_INSTRUCTIONS TO FOLLOW_: Write out the data again in full, exactly as it reads.

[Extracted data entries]
════════

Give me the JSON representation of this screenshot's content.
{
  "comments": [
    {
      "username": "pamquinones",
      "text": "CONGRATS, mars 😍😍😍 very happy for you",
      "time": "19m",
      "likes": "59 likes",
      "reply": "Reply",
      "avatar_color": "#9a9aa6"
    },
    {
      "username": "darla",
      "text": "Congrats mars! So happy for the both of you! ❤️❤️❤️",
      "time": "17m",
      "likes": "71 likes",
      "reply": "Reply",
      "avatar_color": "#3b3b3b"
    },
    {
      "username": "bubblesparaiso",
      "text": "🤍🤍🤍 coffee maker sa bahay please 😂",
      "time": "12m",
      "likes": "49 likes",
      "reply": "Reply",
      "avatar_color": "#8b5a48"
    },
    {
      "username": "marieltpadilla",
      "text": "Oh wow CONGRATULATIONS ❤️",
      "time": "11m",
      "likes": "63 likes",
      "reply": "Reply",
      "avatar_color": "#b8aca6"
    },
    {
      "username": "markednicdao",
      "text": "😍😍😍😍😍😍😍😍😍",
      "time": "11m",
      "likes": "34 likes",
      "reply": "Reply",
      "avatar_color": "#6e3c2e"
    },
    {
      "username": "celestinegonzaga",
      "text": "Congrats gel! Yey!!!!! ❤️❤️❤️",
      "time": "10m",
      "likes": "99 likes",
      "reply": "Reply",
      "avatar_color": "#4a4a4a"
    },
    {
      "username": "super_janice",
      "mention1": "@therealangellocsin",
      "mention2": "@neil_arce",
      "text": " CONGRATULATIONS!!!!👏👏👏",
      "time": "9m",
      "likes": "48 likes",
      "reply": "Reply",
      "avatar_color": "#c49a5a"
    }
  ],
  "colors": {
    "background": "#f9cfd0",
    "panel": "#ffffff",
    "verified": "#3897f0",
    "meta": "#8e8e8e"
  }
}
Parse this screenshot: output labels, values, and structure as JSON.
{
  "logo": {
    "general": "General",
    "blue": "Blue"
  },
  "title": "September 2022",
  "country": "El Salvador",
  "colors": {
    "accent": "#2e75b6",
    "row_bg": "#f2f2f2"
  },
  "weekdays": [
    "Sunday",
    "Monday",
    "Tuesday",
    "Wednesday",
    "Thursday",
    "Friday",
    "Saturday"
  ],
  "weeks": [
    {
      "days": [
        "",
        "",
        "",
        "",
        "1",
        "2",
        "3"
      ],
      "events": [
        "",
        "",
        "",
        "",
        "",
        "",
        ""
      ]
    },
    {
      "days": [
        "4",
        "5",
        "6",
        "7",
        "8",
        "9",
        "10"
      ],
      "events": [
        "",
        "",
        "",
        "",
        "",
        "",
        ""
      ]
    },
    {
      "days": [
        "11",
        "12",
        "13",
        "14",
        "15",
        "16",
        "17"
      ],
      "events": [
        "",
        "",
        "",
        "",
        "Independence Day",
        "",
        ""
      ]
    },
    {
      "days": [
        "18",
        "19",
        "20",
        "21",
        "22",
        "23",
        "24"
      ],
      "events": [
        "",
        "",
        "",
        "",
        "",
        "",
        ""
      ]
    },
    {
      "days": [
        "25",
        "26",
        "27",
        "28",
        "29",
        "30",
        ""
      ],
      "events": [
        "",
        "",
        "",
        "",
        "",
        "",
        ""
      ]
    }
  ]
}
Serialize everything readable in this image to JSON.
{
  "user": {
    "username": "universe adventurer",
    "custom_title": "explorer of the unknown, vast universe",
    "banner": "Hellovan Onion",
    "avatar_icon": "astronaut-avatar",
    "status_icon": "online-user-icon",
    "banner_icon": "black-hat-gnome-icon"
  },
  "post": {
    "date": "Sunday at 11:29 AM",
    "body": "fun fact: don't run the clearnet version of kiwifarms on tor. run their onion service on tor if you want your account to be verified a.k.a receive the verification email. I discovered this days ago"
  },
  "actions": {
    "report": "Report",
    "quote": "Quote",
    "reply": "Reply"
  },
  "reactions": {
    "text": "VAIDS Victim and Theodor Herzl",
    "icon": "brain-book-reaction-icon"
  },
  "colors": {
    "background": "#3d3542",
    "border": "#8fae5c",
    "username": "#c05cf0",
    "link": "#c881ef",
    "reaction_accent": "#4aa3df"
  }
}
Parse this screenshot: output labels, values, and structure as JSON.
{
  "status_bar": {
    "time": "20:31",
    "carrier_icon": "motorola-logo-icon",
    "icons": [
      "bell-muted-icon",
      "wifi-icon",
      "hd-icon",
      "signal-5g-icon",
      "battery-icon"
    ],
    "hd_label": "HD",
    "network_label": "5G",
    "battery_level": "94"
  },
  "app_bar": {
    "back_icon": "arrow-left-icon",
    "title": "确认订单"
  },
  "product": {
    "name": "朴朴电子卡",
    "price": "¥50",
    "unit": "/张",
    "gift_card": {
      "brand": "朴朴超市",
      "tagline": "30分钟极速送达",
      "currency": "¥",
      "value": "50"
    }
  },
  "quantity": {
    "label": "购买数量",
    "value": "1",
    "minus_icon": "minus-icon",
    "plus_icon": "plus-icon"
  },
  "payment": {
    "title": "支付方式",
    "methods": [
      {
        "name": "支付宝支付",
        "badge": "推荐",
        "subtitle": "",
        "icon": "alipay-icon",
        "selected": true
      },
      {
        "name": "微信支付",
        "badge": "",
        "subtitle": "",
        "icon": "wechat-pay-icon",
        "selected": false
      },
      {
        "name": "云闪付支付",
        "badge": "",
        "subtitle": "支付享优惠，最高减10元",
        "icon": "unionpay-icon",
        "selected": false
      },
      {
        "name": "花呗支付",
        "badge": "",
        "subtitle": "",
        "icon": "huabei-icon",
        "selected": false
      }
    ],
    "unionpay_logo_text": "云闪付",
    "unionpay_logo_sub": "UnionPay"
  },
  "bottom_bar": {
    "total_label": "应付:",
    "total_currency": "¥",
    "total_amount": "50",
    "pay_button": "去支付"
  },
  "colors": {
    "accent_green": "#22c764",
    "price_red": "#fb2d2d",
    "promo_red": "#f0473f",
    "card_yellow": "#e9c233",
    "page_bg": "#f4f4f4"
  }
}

════════

_OUTPUT FOR THIS EXERCISE_:
Give me the JSON representation of this screenshot's content.
{
  "comments": [
    {
      "username": "pamquinones",
      "text": "CONGRATS, mars 😍😍😍 very happy for you",
      "time": "19m",
      "likes": "59 likes",
      "reply": "Reply",
      "avatar_color": "#9a9aa6"
    },
    {
      "username": "darla",
      "text": "Congrats mars! So happy for the both of you! ❤️❤️❤️",
      "time": "17m",
      "likes": "71 likes",
      "reply": "Reply",
      "avatar_color": "#3b3b3b"
    },
    {
      "username": "bubblesparaiso",
      "text": "🤍🤍🤍 coffee maker sa bahay please 😂",
      "time": "12m",
      "likes": "49 likes",
      "reply": "Reply",
      "avatar_color": "#8b5a48"
    },
    {
      "username": "marieltpadilla",
      "text": "Oh wow CONGRATULATIONS ❤️",
      "time": "11m",
      "likes": "63 likes",
      "reply": "Reply",
      "avatar_color": "#b8aca6"
    },
    {
      "username": "markednicdao",
      "text": "😍😍😍😍😍😍😍😍😍",
      "time": "11m",
      "likes": "34 likes",
      "reply": "Reply",
      "avatar_color": "#6e3c2e"
    },
    {
      "username": "celestinegonzaga",
      "text": "Congrats gel! Yey!!!!! ❤️❤️❤️",
      "time": "10m",
      "likes": "99 likes",
      "reply": "Reply",
      "avatar_color": "#4a4a4a"
    },
    {
      "username": "super_janice",
      "mention1": "@therealangellocsin",
      "mention2": "@neil_arce",
      "text": " CONGRATULATIONS!!!!👏👏👏",
      "time": "9m",
      "likes": "48 likes",
      "reply": "Reply",
      "avatar_color": "#c49a5a"
    }
  ],
  "colors": {
    "background": "#f9cfd0",
    "panel": "#ffffff",
    "verified": "#3897f0",
    "meta": "#8e8e8e"
  }
}
Parse this screenshot: output labels, values, and structure as JSON.
{
  "logo": {
    "general": "General",
    "blue": "Blue"
  },
  "title": "September 2022",
  "country": "El Salvador",
  "colors": {
    "accent": "#2e75b6",
    "row_bg": "#f2f2f2"
  },
  "weekdays": [
    "Sunday",
    "Monday",
    "Tuesday",
    "Wednesday",
    "Thursday",
    "Friday",
    "Saturday"
  ],
  "weeks": [
    {
      "days": [
        "",
        "",
        "",
        "",
        "1",
        "2",
        "3"
      ],
      "events": [
        "",
        "",
        "",
        "",
        "",
        "",
        ""
      ]
    },
    {
      "days": [
        "4",
        "5",
        "6",
        "7",
        "8",
        "9",
        "10"
      ],
      "events": [
        "",
        "",
        "",
        "",
        "",
        "",
        ""
      ]
    },
    {
      "days": [
        "11",
        "12",
        "13",
        "14",
        "15",
        "16",
        "17"
      ],
      "events": [
        "",
        "",
        "",
        "",
        "Independence Day",
        "",
        ""
      ]
    },
    {
      "days": [
        "18",
        "19",
        "20",
        "21",
        "22",
        "23",
        "24"
      ],
      "events": [
        "",
        "",
        "",
        "",
        "",
        "",
        ""
      ]
    },
    {
      "days": [
        "25",
        "26",
        "27",
        "28",
        "29",
        "30",
        ""
      ],
      "events": [
        "",
        "",
        "",
        "",
        "",
        "",
        ""
      ]
    }
  ]
}
Serialize everything readable in this image to JSON.
{
  "user": {
    "username": "universe adventurer",
    "custom_title": "explorer of the unknown, vast universe",
    "banner": "Hellovan Onion",
    "avatar_icon": "astronaut-avatar",
    "status_icon": "online-user-icon",
    "banner_icon": "black-hat-gnome-icon"
  },
  "post": {
    "date": "Sunday at 11:29 AM",
    "body": "fun fact: don't run the clearnet version of kiwifarms on tor. run their onion service on tor if you want your account to be verified a.k.a receive the verification email. I discovered this days ago"
  },
  "actions": {
    "report": "Report",
    "quote": "Quote",
    "reply": "Reply"
  },
  "reactions": {
    "text": "VAIDS Victim and Theodor Herzl",
    "icon": "brain-book-reaction-icon"
  },
  "colors": {
    "background": "#3d3542",
    "border": "#8fae5c",
    "username": "#c05cf0",
    "link": "#c881ef",
    "reaction_accent": "#4aa3df"
  }
}
Parse this screenshot: output labels, values, and structure as JSON.
{
  "status_bar": {
    "time": "20:31",
    "carrier_icon": "motorola-logo-icon",
    "icons": [
      "bell-muted-icon",
      "wifi-icon",
      "hd-icon",
      "signal-5g-icon",
      "battery-icon"
    ],
    "hd_label": "HD",
    "network_label": "5G",
    "battery_level": "94"
  },
  "app_bar": {
    "back_icon": "arrow-left-icon",
    "title": "确认订单"
  },
  "product": {
    "name": "朴朴电子卡",
    "price": "¥50",
    "unit": "/张",
    "gift_card": {
      "brand": "朴朴超市",
      "tagline": "30分钟极速送达",
      "currency": "¥",
      "value": "50"
    }
  },
  "quantity": {
    "label": "购买数量",
    "value": "1",
    "minus_icon": "minus-icon",
    "plus_icon": "plus-icon"
  },
  "payment": {
    "title": "支付方式",
    "methods": [
      {
        "name": "支付宝支付",
        "badge": "推荐",
        "subtitle": "",
        "icon": "alipay-icon",
        "selected": true
      },
      {
        "name": "微信支付",
        "badge": "",
        "subtitle": "",
        "icon": "wechat-pay-icon",
        "selected": false
      },
      {
        "name": "云闪付支付",
        "badge": "",
        "subtitle": "支付享优惠，最高减10元",
        "icon": "unionpay-icon",
        "selected": false
      },
      {
        "name": "花呗支付",
        "badge": "",
        "subtitle": "",
        "icon": "huabei-icon",
        "selected": false
      }
    ],
    "unionpay_logo_text": "云闪付",
    "unionpay_logo_sub": "UnionPay"
  },
  "bottom_bar": {
    "total_label": "应付:",
    "total_currency": "¥",
    "total_amount": "50",
    "pay_button": "去支付"
  },
  "colors": {
    "accent_green": "#22c764",
    "price_red": "#fb2d2d",
    "promo_red": "#f0473f",
    "card_yellow": "#e9c233",
    "page_bg": "#f4f4f4"
  }
}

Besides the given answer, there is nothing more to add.